## [DATASET EXCERPTS]
──────

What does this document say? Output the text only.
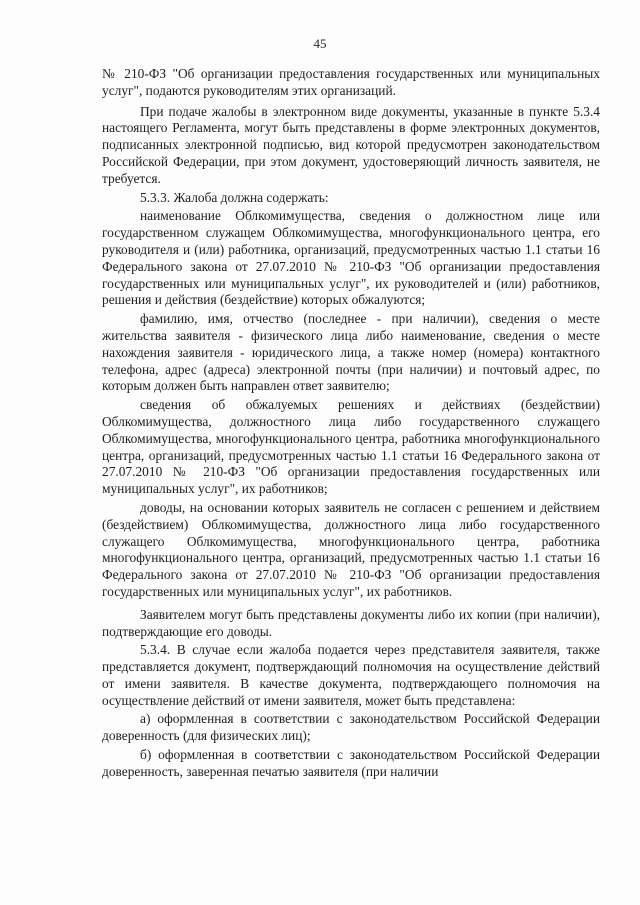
45

№ 210-ФЗ "Об организации предоставления государственных или муниципальных услуг", подаются руководителям этих организаций.

При подаче жалобы в электронном виде документы, указанные в пункте 5.3.4 настоящего Регламента, могут быть представлены в форме электронных документов, подписанных электронной подписью, вид которой предусмотрен законодательством Российской Федерации, при этом документ, удостоверяющий личность заявителя, не требуется.

5.3.3. Жалоба должна содержать:

наименование Облкомимущества, сведения о должностном лице или государственном служащем Облкомимущества, многофункционального центра, его руководителя и (или) работника, организаций, предусмотренных частью 1.1 статьи 16 Федерального закона от 27.07.2010 № 210-ФЗ "Об организации предоставления государственных или муниципальных услуг", их руководителей и (или) работников, решения и действия (бездействие) которых обжалуются;

фамилию, имя, отчество (последнее - при наличии), сведения о месте жительства заявителя - физического лица либо наименование, сведения о месте нахождения заявителя - юридического лица, а также номер (номера) контактного телефона, адрес (адреса) электронной почты (при наличии) и почтовый адрес, по которым должен быть направлен ответ заявителю;

сведения об обжалуемых решениях и действиях (бездействии) Облкомимущества, должностного лица либо государственного служащего Облкомимущества, многофункционального центра, работника многофункционального центра, организаций, предусмотренных частью 1.1 статьи 16 Федерального закона от 27.07.2010 № 210-ФЗ "Об организации предоставления государственных или муниципальных услуг", их работников;

доводы, на основании которых заявитель не согласен с решением и действием (бездействием) Облкомимущества, должностного лица либо государственного служащего Облкомимущества, многофункционального центра, работника многофункционального центра, организаций, предусмотренных частью 1.1 статьи 16 Федерального закона от 27.07.2010 № 210-ФЗ "Об организации предоставления государственных или муниципальных услуг", их работников.

Заявителем могут быть представлены документы либо их копии (при наличии), подтверждающие его доводы.

5.3.4. В случае если жалоба подается через представителя заявителя, также представляется документ, подтверждающий полномочия на осуществление действий от имени заявителя. В качестве документа, подтверждающего полномочия на осуществление действий от имени заявителя, может быть представлена:

а) оформленная в соответствии с законодательством Российской Федерации доверенность (для физических лиц);

б) оформленная в соответствии с законодательством Российской Федерации доверенность, заверенная печатью заявителя (при наличии
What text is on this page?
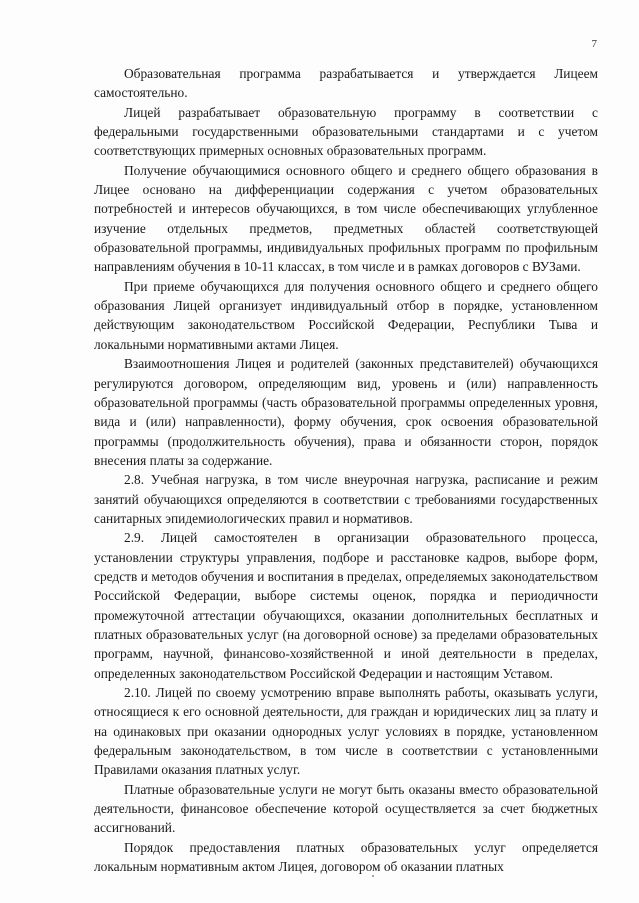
7

Образовательная программа разрабатывается и утверждается Лицеем самостоятельно.

Лицей разрабатывает образовательную программу в соответствии с федеральными государственными образовательными стандартами и с учетом соответствующих примерных основных образовательных программ.

Получение обучающимися основного общего и среднего общего образования в Лицее основано на дифференциации содержания с учетом образовательных потребностей и интересов обучающихся, в том числе обеспечивающих углубленное изучение отдельных предметов, предметных областей соответствующей образовательной программы, индивидуальных профильных программ по профильным направлениям обучения в 10-11 классах, в том числе и в рамках договоров с ВУЗами.

При приеме обучающихся для получения основного общего и среднего общего образования Лицей организует индивидуальный отбор в порядке, установленном действующим законодательством Российской Федерации, Республики Тыва и локальными нормативными актами Лицея.

Взаимоотношения Лицея и родителей (законных представителей) обучающихся регулируются договором, определяющим вид, уровень и (или) направленность образовательной программы (часть образовательной программы определенных уровня, вида и (или) направленности), форму обучения, срок освоения образовательной программы (продолжительность обучения), права и обязанности сторон, порядок внесения платы за содержание.

2.8. Учебная нагрузка, в том числе внеурочная нагрузка, расписание и режим занятий обучающихся определяются в соответствии с требованиями государственных санитарных эпидемиологических правил и нормативов.

2.9. Лицей самостоятелен в организации образовательного процесса, установлении структуры управления, подборе и расстановке кадров, выборе форм, средств и методов обучения и воспитания в пределах, определяемых законодательством Российской Федерации, выборе системы оценок, порядка и периодичности промежуточной аттестации обучающихся, оказании дополнительных бесплатных и платных образовательных услуг (на договорной основе) за пределами образовательных программ, научной, финансово-хозяйственной и иной деятельности в пределах, определенных законодательством Российской Федерации и настоящим Уставом.

2.10. Лицей по своему усмотрению вправе выполнять работы, оказывать услуги, относящиеся к его основной деятельности, для граждан и юридических лиц за плату и на одинаковых при оказании однородных услуг условиях в порядке, установленном федеральным законодательством, в том числе в соответствии с установленными Правилами оказания платных услуг.

Платные образовательные услуги не могут быть оказаны вместо образовательной деятельности, финансовое обеспечение которой осуществляется за счет бюджетных ассигнований.

Порядок предоставления платных образовательных услуг определяется локальным нормативным актом Лицея, договором об оказании платных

──────

## [WORK TO DO]
Search the entries for the string "которой" and collect each line that has it.

## [RESULT FOR THIS EXERCISE]
При подаче жалобы в электронном виде документы, указанные в пункте 5.3.4 настоящего Регламента, могут быть представлены в форме электронных документов, подписанных электронной подписью, вид которой предусмотрен законодательством Российской Федерации, при этом документ, удостоверяющий личность заявителя, не требуется.
Платные образовательные услуги не могут быть оказаны вместо образовательной деятельности, финансовое обеспечение которой осуществляется за счет бюджетных ассигнований.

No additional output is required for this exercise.